### RECORDS:
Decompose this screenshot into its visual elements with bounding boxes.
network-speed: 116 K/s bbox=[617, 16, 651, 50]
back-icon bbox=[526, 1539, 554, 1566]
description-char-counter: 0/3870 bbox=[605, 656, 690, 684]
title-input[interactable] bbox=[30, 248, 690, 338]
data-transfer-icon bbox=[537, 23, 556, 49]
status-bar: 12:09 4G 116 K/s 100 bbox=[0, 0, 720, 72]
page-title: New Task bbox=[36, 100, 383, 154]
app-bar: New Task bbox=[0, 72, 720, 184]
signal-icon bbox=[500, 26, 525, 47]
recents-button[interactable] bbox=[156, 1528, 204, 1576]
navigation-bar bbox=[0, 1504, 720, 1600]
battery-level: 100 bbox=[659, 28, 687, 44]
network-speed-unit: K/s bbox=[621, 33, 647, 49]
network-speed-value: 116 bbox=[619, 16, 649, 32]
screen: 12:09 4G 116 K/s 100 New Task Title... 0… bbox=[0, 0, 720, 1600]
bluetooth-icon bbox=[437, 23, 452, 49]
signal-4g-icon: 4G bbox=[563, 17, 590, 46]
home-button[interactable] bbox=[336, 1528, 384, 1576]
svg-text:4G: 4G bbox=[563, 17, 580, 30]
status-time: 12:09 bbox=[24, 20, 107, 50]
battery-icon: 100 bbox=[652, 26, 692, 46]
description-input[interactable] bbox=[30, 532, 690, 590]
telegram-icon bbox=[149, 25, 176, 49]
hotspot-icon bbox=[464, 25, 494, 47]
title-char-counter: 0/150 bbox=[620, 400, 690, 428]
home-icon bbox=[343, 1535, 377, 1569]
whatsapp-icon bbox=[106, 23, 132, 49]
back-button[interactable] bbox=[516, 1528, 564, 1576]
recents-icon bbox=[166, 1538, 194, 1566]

### TASK TO CARRY OUT:
Find every line in the items above that contains the string "interactable", and copy each of those lines. Case counts.

### WRITTEN SOLUTION:
title-input[interactable] bbox=[30, 248, 690, 338]
recents-button[interactable] bbox=[156, 1528, 204, 1576]
home-button[interactable] bbox=[336, 1528, 384, 1576]
description-input[interactable] bbox=[30, 532, 690, 590]
back-button[interactable] bbox=[516, 1528, 564, 1576]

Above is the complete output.